>> START Material for this task

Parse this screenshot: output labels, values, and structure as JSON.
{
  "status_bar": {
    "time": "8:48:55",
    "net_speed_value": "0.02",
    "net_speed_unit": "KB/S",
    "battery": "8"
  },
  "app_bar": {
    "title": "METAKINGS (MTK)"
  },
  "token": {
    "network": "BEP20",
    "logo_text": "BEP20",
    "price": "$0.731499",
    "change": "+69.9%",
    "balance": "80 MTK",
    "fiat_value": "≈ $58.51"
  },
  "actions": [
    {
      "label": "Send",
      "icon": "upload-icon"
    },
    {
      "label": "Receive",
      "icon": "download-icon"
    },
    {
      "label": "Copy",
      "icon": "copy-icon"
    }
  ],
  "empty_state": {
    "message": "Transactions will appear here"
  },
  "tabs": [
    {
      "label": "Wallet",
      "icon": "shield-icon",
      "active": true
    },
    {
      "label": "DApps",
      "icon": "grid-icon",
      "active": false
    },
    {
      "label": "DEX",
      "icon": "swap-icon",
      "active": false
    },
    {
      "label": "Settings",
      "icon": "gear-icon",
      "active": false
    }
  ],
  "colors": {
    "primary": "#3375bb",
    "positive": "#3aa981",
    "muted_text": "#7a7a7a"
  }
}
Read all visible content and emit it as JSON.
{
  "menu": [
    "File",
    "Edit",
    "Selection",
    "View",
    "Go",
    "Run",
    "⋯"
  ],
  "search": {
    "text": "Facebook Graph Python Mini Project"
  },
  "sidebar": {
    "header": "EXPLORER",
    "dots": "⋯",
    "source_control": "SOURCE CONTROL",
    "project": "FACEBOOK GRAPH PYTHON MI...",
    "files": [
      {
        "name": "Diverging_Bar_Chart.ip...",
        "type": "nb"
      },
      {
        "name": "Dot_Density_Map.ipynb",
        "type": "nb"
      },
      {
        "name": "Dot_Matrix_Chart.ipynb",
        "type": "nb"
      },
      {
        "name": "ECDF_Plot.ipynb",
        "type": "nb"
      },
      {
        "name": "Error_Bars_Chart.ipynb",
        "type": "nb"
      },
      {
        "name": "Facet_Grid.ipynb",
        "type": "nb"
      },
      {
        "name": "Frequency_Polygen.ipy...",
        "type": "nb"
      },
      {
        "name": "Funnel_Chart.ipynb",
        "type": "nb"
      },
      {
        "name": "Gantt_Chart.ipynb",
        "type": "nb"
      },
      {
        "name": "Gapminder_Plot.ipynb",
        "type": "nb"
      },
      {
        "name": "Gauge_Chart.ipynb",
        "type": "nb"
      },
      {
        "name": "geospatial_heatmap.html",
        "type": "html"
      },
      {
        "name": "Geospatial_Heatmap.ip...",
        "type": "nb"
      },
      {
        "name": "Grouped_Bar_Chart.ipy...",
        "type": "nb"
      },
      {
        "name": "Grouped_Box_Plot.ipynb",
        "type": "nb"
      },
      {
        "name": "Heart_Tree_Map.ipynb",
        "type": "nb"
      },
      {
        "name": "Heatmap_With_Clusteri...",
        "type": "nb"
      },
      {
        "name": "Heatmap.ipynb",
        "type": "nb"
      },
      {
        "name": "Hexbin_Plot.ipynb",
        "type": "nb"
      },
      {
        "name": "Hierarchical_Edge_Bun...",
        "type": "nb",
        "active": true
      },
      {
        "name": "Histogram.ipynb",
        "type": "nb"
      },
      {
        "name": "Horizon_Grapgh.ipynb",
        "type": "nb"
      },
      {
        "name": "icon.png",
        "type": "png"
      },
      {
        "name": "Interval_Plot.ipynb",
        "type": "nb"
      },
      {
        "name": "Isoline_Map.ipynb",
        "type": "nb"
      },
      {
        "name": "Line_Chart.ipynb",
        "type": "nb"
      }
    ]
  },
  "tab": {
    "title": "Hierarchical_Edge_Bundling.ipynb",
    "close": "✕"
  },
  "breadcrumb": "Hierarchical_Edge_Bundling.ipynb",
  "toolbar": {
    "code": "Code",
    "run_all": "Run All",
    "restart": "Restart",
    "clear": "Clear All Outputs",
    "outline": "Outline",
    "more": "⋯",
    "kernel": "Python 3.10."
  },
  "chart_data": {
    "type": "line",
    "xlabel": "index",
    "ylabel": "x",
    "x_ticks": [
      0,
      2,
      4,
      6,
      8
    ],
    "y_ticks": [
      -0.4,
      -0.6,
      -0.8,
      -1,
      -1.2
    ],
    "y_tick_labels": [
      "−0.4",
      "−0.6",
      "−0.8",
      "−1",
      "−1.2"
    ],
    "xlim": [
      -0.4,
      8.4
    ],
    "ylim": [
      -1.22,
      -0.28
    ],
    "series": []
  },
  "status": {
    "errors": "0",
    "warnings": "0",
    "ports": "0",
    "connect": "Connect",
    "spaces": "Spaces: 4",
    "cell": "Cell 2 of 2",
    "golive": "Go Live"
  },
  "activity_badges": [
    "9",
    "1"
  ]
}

>> END Material for this task
>> START Material for this task

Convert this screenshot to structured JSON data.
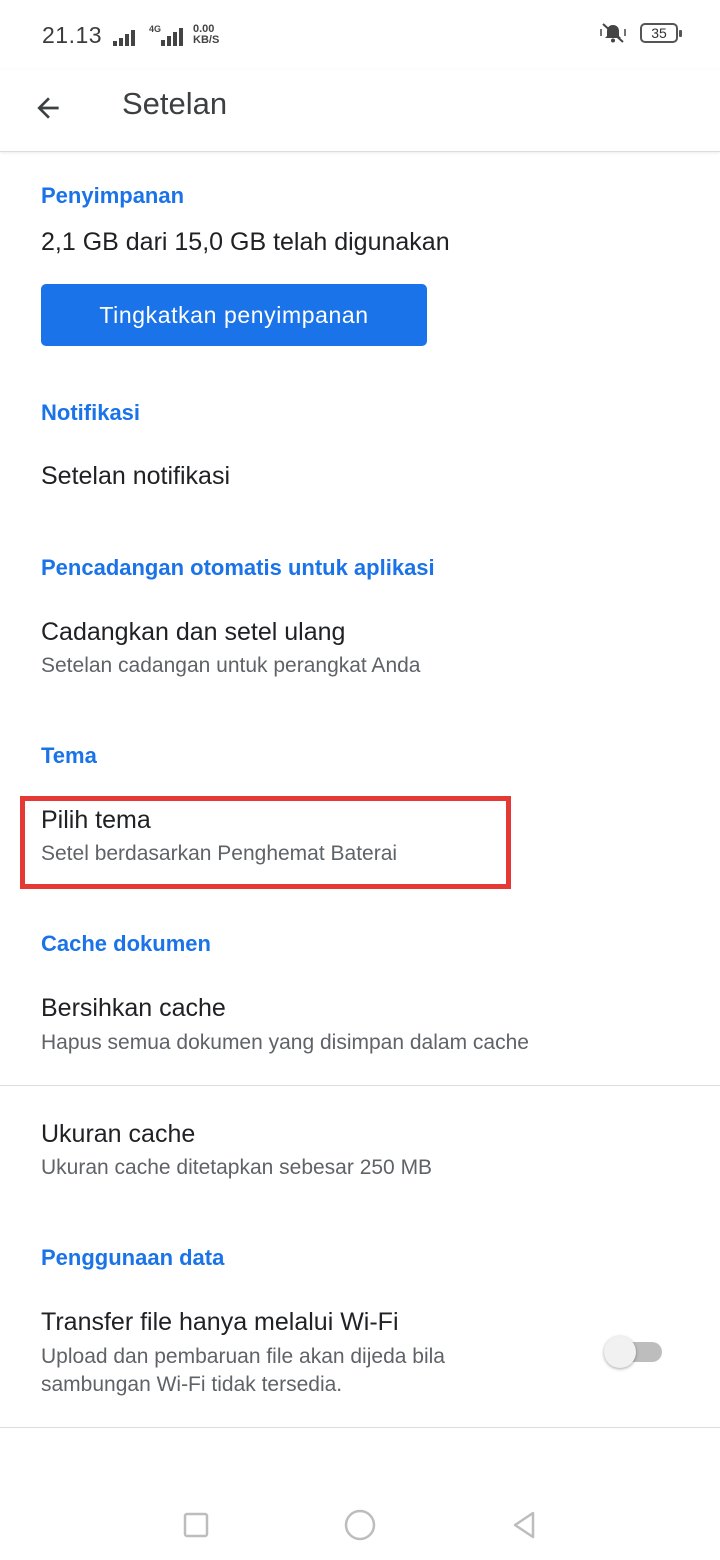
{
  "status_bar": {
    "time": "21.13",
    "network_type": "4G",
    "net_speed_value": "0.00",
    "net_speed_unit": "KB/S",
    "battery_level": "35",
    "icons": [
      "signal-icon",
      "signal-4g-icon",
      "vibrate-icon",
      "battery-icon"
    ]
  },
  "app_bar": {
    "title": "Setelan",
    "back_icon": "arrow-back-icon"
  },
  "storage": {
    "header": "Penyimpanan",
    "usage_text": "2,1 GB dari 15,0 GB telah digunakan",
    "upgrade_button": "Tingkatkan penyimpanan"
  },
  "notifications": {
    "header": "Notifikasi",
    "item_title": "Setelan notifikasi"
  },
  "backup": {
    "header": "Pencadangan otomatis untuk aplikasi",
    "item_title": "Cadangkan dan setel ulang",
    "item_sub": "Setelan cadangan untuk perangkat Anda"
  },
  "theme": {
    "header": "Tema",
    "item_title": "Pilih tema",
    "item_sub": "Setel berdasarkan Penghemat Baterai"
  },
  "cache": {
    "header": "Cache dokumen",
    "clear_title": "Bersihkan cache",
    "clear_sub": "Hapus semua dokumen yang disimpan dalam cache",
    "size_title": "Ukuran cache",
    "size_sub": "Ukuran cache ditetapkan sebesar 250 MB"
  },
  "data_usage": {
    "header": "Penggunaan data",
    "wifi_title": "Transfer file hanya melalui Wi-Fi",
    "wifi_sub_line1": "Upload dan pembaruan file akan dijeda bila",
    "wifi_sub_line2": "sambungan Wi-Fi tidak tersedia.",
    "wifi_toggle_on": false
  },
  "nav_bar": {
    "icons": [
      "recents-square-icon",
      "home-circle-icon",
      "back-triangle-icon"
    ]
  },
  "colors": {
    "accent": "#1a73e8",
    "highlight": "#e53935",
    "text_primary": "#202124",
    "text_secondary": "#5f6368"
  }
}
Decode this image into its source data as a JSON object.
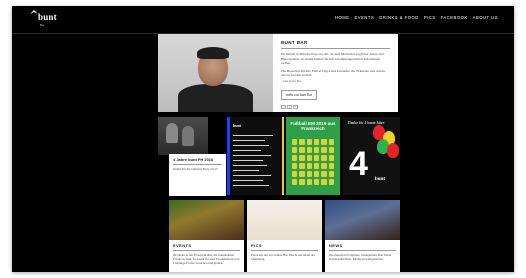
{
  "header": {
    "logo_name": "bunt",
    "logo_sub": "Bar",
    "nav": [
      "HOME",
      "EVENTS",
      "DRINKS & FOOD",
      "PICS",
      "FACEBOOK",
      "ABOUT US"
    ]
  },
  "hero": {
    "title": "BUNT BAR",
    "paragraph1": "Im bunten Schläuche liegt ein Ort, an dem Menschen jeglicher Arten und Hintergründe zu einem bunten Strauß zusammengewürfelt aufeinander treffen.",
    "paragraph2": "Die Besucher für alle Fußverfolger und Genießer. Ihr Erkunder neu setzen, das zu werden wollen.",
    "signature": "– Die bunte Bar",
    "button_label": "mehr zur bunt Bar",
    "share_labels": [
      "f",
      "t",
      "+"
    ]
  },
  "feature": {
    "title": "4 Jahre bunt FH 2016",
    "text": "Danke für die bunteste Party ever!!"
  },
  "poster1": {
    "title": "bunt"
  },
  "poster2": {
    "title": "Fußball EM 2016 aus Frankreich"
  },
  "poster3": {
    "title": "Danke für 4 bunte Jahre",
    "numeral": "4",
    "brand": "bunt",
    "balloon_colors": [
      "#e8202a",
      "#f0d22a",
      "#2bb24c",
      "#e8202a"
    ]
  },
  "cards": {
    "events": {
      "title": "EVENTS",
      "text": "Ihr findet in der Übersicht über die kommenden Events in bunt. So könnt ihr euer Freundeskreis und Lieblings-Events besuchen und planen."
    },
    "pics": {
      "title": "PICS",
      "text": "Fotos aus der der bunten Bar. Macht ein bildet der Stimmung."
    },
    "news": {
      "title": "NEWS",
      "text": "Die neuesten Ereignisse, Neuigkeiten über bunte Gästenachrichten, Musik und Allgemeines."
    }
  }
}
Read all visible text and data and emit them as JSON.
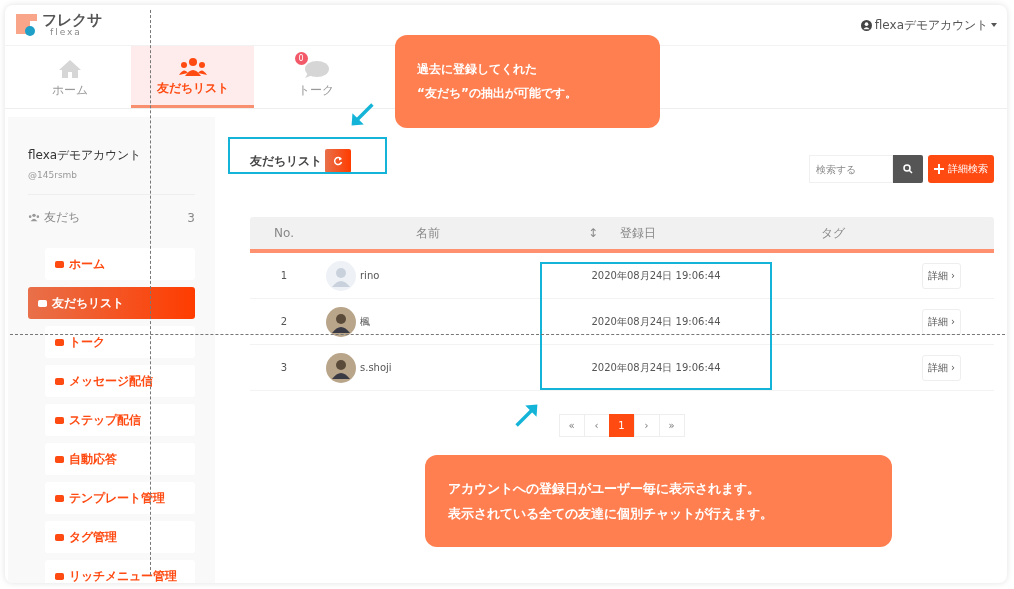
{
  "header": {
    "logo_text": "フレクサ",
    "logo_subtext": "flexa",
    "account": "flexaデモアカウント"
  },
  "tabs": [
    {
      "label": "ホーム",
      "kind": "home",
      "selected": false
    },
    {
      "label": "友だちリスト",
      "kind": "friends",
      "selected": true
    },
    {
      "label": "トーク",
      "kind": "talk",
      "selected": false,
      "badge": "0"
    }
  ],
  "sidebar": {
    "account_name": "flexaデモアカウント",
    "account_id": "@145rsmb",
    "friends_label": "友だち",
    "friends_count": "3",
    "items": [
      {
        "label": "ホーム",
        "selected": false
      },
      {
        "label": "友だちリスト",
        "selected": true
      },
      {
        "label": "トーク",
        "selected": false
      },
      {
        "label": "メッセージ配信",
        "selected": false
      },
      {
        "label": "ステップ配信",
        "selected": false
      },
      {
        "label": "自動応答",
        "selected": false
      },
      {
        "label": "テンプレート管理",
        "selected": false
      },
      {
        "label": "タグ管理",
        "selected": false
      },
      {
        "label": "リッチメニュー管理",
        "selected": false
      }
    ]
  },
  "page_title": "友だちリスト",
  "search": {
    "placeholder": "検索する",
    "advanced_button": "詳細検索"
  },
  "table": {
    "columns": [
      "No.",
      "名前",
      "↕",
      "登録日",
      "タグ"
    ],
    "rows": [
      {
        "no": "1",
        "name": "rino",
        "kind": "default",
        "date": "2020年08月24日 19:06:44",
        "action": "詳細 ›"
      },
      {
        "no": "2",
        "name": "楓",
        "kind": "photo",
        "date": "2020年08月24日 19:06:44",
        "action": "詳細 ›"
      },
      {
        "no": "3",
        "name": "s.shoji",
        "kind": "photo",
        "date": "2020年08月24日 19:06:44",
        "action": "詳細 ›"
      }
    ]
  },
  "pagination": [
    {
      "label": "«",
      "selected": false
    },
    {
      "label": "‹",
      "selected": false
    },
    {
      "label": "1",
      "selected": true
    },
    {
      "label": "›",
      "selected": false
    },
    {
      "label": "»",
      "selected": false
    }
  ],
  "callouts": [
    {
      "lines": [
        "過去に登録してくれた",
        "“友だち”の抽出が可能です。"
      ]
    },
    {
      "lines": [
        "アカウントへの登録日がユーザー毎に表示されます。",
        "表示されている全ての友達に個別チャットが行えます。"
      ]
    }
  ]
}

>> END Material for this task

→ **Aim**
Using the listing above, show each line holding the string "bunten".

→ **The solution**
    "paragraph1": "Im bunten Schläuche liegt ein Ort, an dem Menschen jeglicher Arten und Hintergründe zu einem bunten Strauß zusammengewürfelt aufeinander treffen.",
      "text": "Fotos aus der der bunten Bar. Macht ein bildet der Stimmung."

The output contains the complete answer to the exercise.